TEXT SECTION -
((

Bills look to build a safer, more effective homeless services system and address long-held public safety concerns.

After last year’s legislative session steered significant funds to more shelter beds in the Beehive State, the 2025 lawmaking period saw a handful of meaningful tweaks to Utah’s efforts to ease homelessness.

Legislators sent almost $181 million to the Utah Office of Homeless Services to run the system. They also dedicated $1.9 million in ongoing funding for the operation of a second family shelter in the Salt Lake Valley and $6 million in one-time funds to get it up and running. A $5.5 million single-use pot will aid state officials in getting emergency shelters set up on cold winter nights.

The money and legislative changes come as the state grapples with a growing homelessness crisis, local resistance to emergency shelters in neighborhoods throughout Utah and concerns about public safety, especially in Salt Lake City.

Here’s a look at some passed bills that aim to improve the state’s response to homelessness:

HB465: Public Safety Amendments

This controversial bill from Rep. Casey Snider, R-Paradise, originally would have obligated Salt Lake City to enter into a contract with the Utah Department of Public Safety to clear illegal encampments and target drug dealing — or lose some state funding. Mayor Erin Mendenhall came out hard against this version.

“All of the sticks have been taken out of this bill, and I would say it’s largely carrots now,” Snider said after edits to the measure. “It still requires the city to enter into an agreement but also allows the city to come forward to an interim committee and talk about ways to improve. There’s also an imminent domain provision.”

That provision allows the city and the state to build a homeless services facility on city-owned land. It remains to be seen whether that facility is a temporary space — which Mendenhall offered to host in her public safety plan — or the state’s proposed permanent 1,200-bed campus.

Snider’s bill passed both chambers with only Democrats voting against. It still needs Gov. Spencer Cox’s signature before it becomes law.

))

EXERCISE OBJECTIVE - Which dollar amounts appear in the article above on Utah's 2025 homelessness legislation?

SUPPLIED MATERIAL -
((

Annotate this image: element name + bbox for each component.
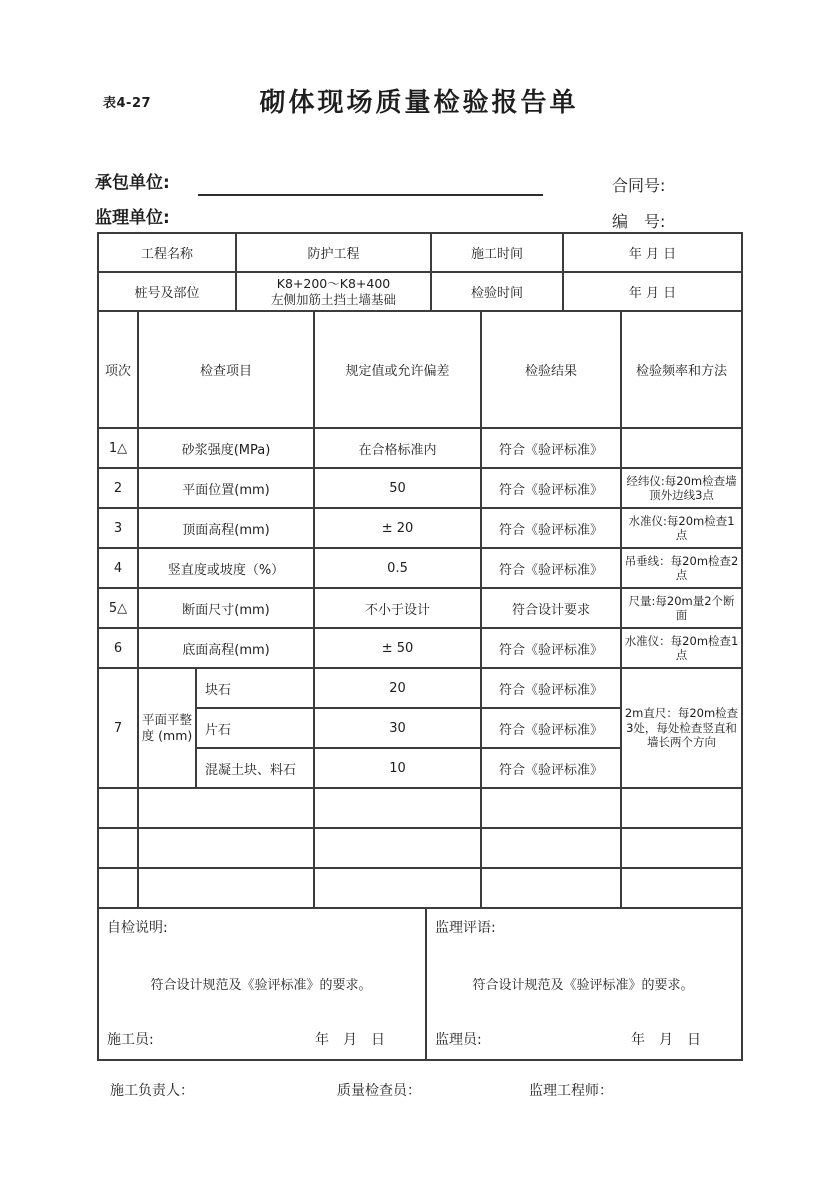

))

CORRECT RESULT -
- $181 million
- $1.9 million
- $6 million
- $5.5 million